▸ **Exercise prompt**: Report every line from the material that contains the word "Number".

[Some records]

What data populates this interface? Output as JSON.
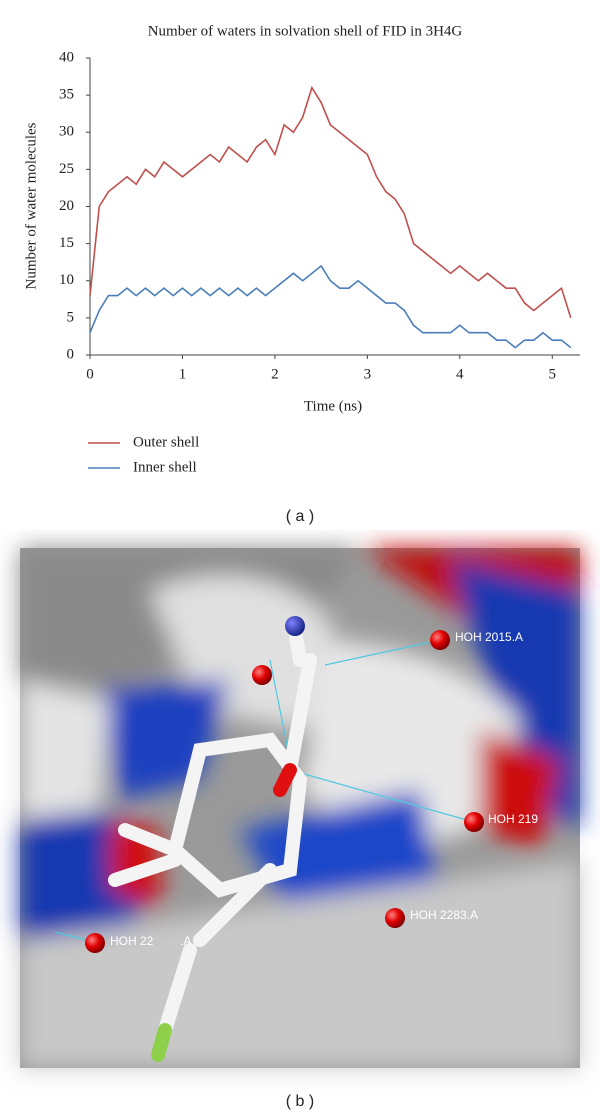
{
  "chart_data": {
    "type": "line",
    "title": "Number of waters in solvation shell of  FID in 3H4G",
    "x_label": "Time (ns)",
    "y_label": "Number of water molecules",
    "x": [
      0,
      0.1,
      0.2,
      0.3,
      0.4,
      0.5,
      0.6,
      0.7,
      0.8,
      0.9,
      1,
      1.1,
      1.2,
      1.3,
      1.4,
      1.5,
      1.6,
      1.7,
      1.8,
      1.9,
      2,
      2.1,
      2.2,
      2.3,
      2.4,
      2.5,
      2.6,
      2.7,
      2.8,
      2.9,
      3,
      3.1,
      3.2,
      3.3,
      3.4,
      3.5,
      3.6,
      3.7,
      3.8,
      3.9,
      4,
      4.1,
      4.2,
      4.3,
      4.4,
      4.5,
      4.6,
      4.7,
      4.8,
      4.9,
      5,
      5.1,
      5.2
    ],
    "series": [
      {
        "name": "Outer shell",
        "color": "#c0504d",
        "values": [
          8,
          20,
          22,
          23,
          24,
          23,
          25,
          24,
          26,
          25,
          24,
          25,
          26,
          27,
          26,
          28,
          27,
          26,
          28,
          29,
          27,
          31,
          30,
          32,
          36,
          34,
          31,
          30,
          29,
          28,
          27,
          24,
          22,
          21,
          19,
          15,
          14,
          13,
          12,
          11,
          12,
          11,
          10,
          11,
          10,
          9,
          9,
          7,
          6,
          7,
          8,
          9,
          5
        ]
      },
      {
        "name": "Inner shell",
        "color": "#4a7ebb",
        "values": [
          3,
          6,
          8,
          8,
          9,
          8,
          9,
          8,
          9,
          8,
          9,
          8,
          9,
          8,
          9,
          8,
          9,
          8,
          9,
          8,
          9,
          10,
          11,
          10,
          11,
          12,
          10,
          9,
          9,
          10,
          9,
          8,
          7,
          7,
          6,
          4,
          3,
          3,
          3,
          3,
          4,
          3,
          3,
          3,
          2,
          2,
          1,
          2,
          2,
          3,
          2,
          2,
          1
        ]
      }
    ],
    "xlim": [
      0,
      5.3
    ],
    "ylim": [
      0,
      40
    ],
    "xticks": [
      0,
      1,
      2,
      3,
      4,
      5
    ],
    "yticks": [
      0,
      5,
      10,
      15,
      20,
      25,
      30,
      35,
      40
    ],
    "grid": false,
    "legend": "bottom-left"
  },
  "panel_labels": [
    "( a )",
    "( b )"
  ],
  "image_b": {
    "labels": [
      "HOH 2015.A",
      "HOH 219",
      "HOH 2283.A",
      "HOH 22",
      ".A"
    ]
  }
}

▸ **Task answer**:
    "title": "Number of waters in solvation shell of  FID in 3H4G",
    "y_label": "Number of water molecules",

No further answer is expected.